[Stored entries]

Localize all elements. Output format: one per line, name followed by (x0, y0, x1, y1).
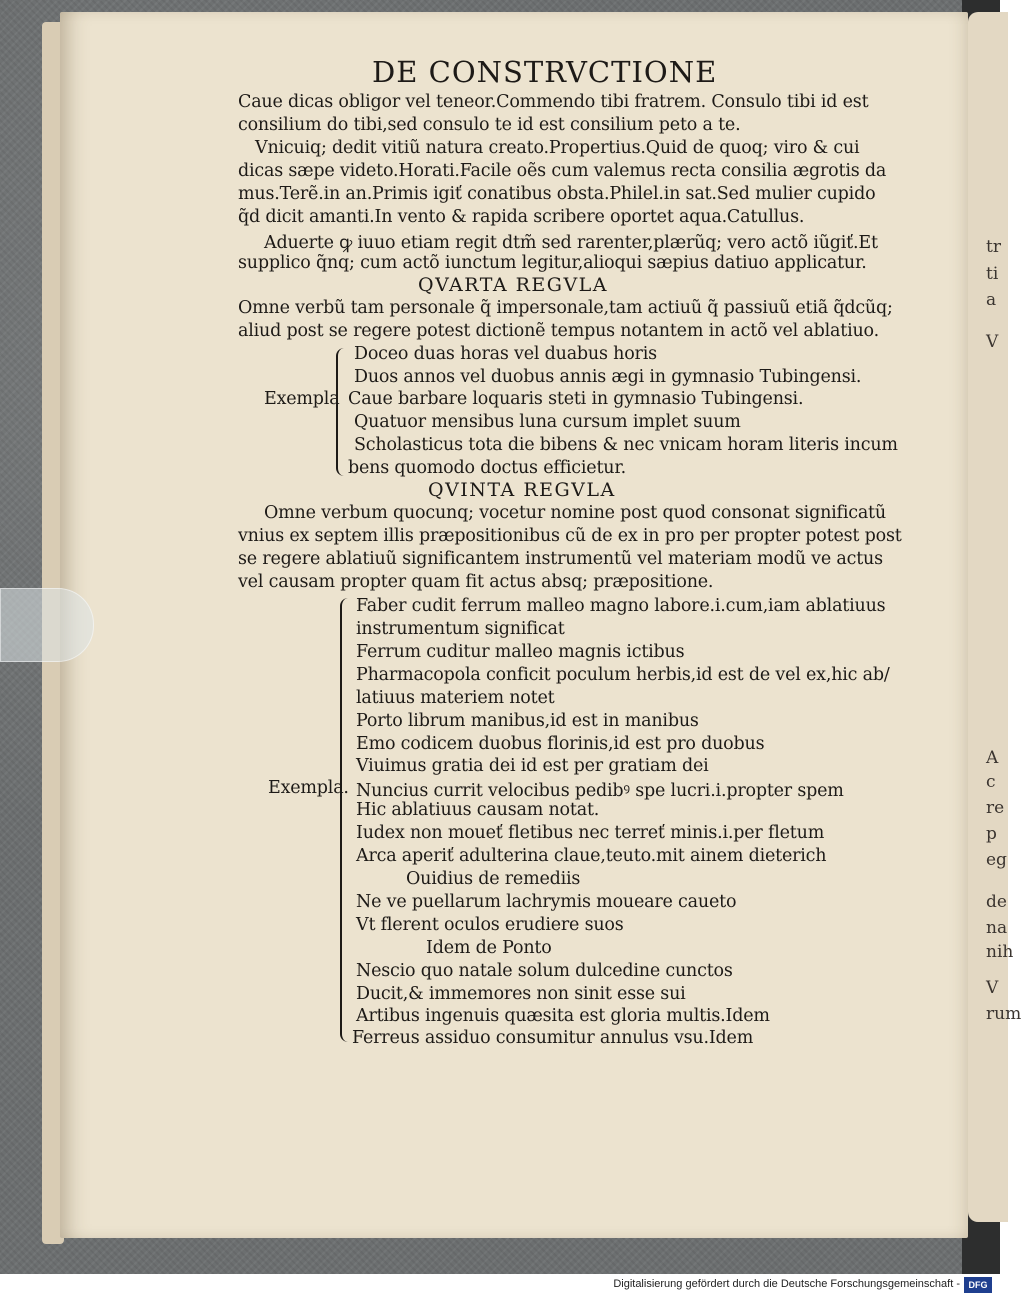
facing-page-fragment: nih (986, 942, 1014, 962)
facing-page-fragment: A (986, 748, 999, 768)
example-line: Hic ablatiuus causam notat. (356, 800, 600, 820)
page-clip (0, 588, 94, 662)
rule-line: se regere ablatiuũ significantem instrumentũ vel materiam modũ ve actus (238, 549, 883, 569)
facing-page-fragment: na (986, 918, 1008, 938)
rule-line: Omne verbũ tam personale q̃ impersonale,tam actiuũ q̃ passiuũ etiã q̃dcũq; (238, 298, 893, 318)
facing-page-fragment: a (986, 290, 997, 310)
body-line: Vnicuiq; dedit vitiũ natura creato.Propertius.Quid de quoq; viro & cui (255, 138, 860, 158)
example-line: Scholasticus tota die bibens & nec vnicam horam literis incum (354, 435, 898, 455)
facing-page-fragment: V (986, 978, 999, 998)
example-line: latiuus materiem notet (356, 688, 555, 708)
rule-line: Omne verbum quocunq; vocetur nomine post quod consonat significatũ (264, 503, 886, 523)
example-line: Ferreus assiduo consumitur annulus vsu.Idem (352, 1028, 754, 1048)
example-brace (340, 598, 354, 1042)
facing-page-fragment: eg (986, 850, 1007, 870)
footer-bar (0, 1274, 1000, 1298)
example-line: Emo codicem duobus florinis,id est pro duobus (356, 734, 765, 754)
example-line: Arca aperiť adulterina claue,teuto.mit ainem dieterich (356, 846, 827, 866)
body-line: supplico q̃nq; cum actõ iunctum legitur,alioqui sæpius datiuo applicatur. (238, 253, 867, 273)
section-heading: QVINTA REGVLA (428, 479, 616, 501)
example-line: Vt flerent oculos erudiere suos (356, 915, 624, 935)
example-line: Artibus ingenuis quæsita est gloria multis.Idem (356, 1006, 770, 1026)
example-line: Pharmacopola conficit poculum herbis,id est de vel ex,hic ab/ (356, 665, 890, 685)
example-line: Doceo duas horas vel duabus horis (354, 344, 657, 364)
facing-page-fragment: tr (986, 237, 1001, 257)
example-line: Idem de Ponto (426, 938, 552, 958)
body-line: Aduerte ꝙ iuuo etiam regit dtm̃ sed rarenter,plærũq; vero actõ iũgiť.Et (264, 233, 878, 253)
rule-line: vel causam propter quam fit actus absq; præpositione. (238, 572, 714, 592)
example-line: Ducit,& immemores non sinit esse sui (356, 984, 686, 1004)
example-line: Quatuor mensibus luna cursum implet suum (354, 412, 741, 432)
exempla-label: Exempla. (268, 778, 349, 798)
facing-page-fragment: re (986, 798, 1005, 818)
body-line: dicas sæpe videto.Horati.Facile oẽs cum valemus recta consilia ægrotis da (238, 161, 887, 181)
example-line: Faber cudit ferrum malleo magno labore.i.cum,iam ablatiuus (356, 596, 886, 616)
facing-page-fragment: V (986, 332, 999, 352)
exempla-label: Exempla (264, 389, 340, 409)
example-line: Nuncius currit velocibus pedibꝰ spe lucri.i.propter spem (356, 781, 844, 801)
funding-notice: Digitalisierung gefördert durch die Deutsche Forschungsgemeinschaft - (613, 1278, 960, 1290)
example-line: Duos annos vel duobus annis ægi in gymnasio Tubingensi. (354, 367, 862, 387)
example-line: Ferrum cuditur malleo magnis ictibus (356, 642, 685, 662)
example-line: instrumentum significat (356, 619, 565, 639)
body-line: Caue dicas obligor vel teneor.Commendo tibi fratrem. Consulo tibi id est (238, 92, 869, 112)
example-line: Ne ve puellarum lachrymis moueare caueto (356, 892, 737, 912)
example-brace (336, 348, 350, 476)
example-line: Caue barbare loquaris steti in gymnasio Tubingensi. (348, 389, 804, 409)
body-line: mus.Terẽ.in an.Primis igiť conatibus obsta.Philel.in sat.Sed mulier cupido (238, 184, 876, 204)
example-line: Porto librum manibus,id est in manibus (356, 711, 699, 731)
facing-page-fragment: de (986, 892, 1007, 912)
rule-line: vnius ex septem illis præpositionibus cũ de ex in pro per propter potest post (238, 526, 902, 546)
example-line: bens quomodo doctus efficietur. (348, 458, 626, 478)
page-title: DE CONSTRVCTIONE (372, 55, 718, 89)
facing-page-fragment: rum (986, 1004, 1021, 1024)
example-line: Iudex non moueť fletibus nec terreť minis.i.per fletum (356, 823, 825, 843)
dfg-logo: DFG (964, 1277, 992, 1293)
facing-page-fragment: ti (986, 264, 999, 284)
facing-page (968, 12, 1021, 1222)
rule-line: aliud post se regere potest dictionẽ tempus notantem in actõ vel ablatiuo. (238, 321, 879, 341)
body-line: consilium do tibi,sed consulo te id est consilium peto a te. (238, 115, 741, 135)
body-line: q̃d dicit amanti.In vento & rapida scribere oportet aqua.Catullus. (238, 207, 805, 227)
example-line: Ouidius de remediis (406, 869, 581, 889)
facing-page-fragment: p (986, 824, 997, 844)
section-heading: QVARTA REGVLA (418, 274, 609, 296)
facing-page-fragment: c (986, 772, 996, 792)
example-line: Viuimus gratia dei id est per gratiam dei (356, 756, 709, 776)
example-line: Nescio quo natale solum dulcedine cunctos (356, 961, 733, 981)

▶ _Given request_:
Arrange the entries from the line containing "facing-page-fragment: nih (986, 942, 1014, 962)" down to the line containing "example-line: Vt flerent", both included, as a JSON list of strings with one string per line and no blank lines.

▶ _Reply to the task_:
[
  "facing-page-fragment: nih (986, 942, 1014, 962)",
  "facing-page-fragment: A (986, 748, 999, 768)",
  "example-line: Hic ablatiuus causam notat. (356, 800, 600, 820)",
  "page-clip (0, 588, 94, 662)",
  "rule-line: se regere ablatiuũ significantem instrumentũ vel materiam modũ ve actus (238, 549, 883, 569)",
  "facing-page-fragment: na (986, 918, 1008, 938)",
  "rule-line: Omne verbũ tam personale q̃ impersonale,tam actiuũ q̃ passiuũ etiã q̃dcũq; (238, 298, 893, 318)",
  "facing-page-fragment: a (986, 290, 997, 310)",
  "body-line: Vnicuiq; dedit vitiũ natura creato.Propertius.Quid de quoq; viro & cui (255, 138, 860, 158)",
  "example-line: Scholasticus tota die bibens & nec vnicam horam literis incum (354, 435, 898, 455)",
  "facing-page-fragment: V (986, 978, 999, 998)",
  "example-line: latiuus materiem notet (356, 688, 555, 708)",
  "rule-line: Omne verbum quocunq; vocetur nomine post quod consonat significatũ (264, 503, 886, 523)",
  "example-line: Ferreus assiduo consumitur annulus vsu.Idem (352, 1028, 754, 1048)",
  "example-brace (340, 598, 354, 1042)",
  "facing-page-fragment: eg (986, 850, 1007, 870)",
  "footer-bar (0, 1274, 1000, 1298)",
  "example-line: Emo codicem duobus florinis,id est pro duobus (356, 734, 765, 754)",
  "example-line: Arca aperiť adulterina claue,teuto.mit ainem dieterich (356, 846, 827, 866)",
  "body-line: supplico q̃nq; cum actõ iunctum legitur,alioqui sæpius datiuo applicatur. (238, 253, 867, 273)",
  "section-heading: QVINTA REGVLA (428, 479, 616, 501)",
  "example-line: Vt flerent oculos erudiere suos (356, 915, 624, 935)"
]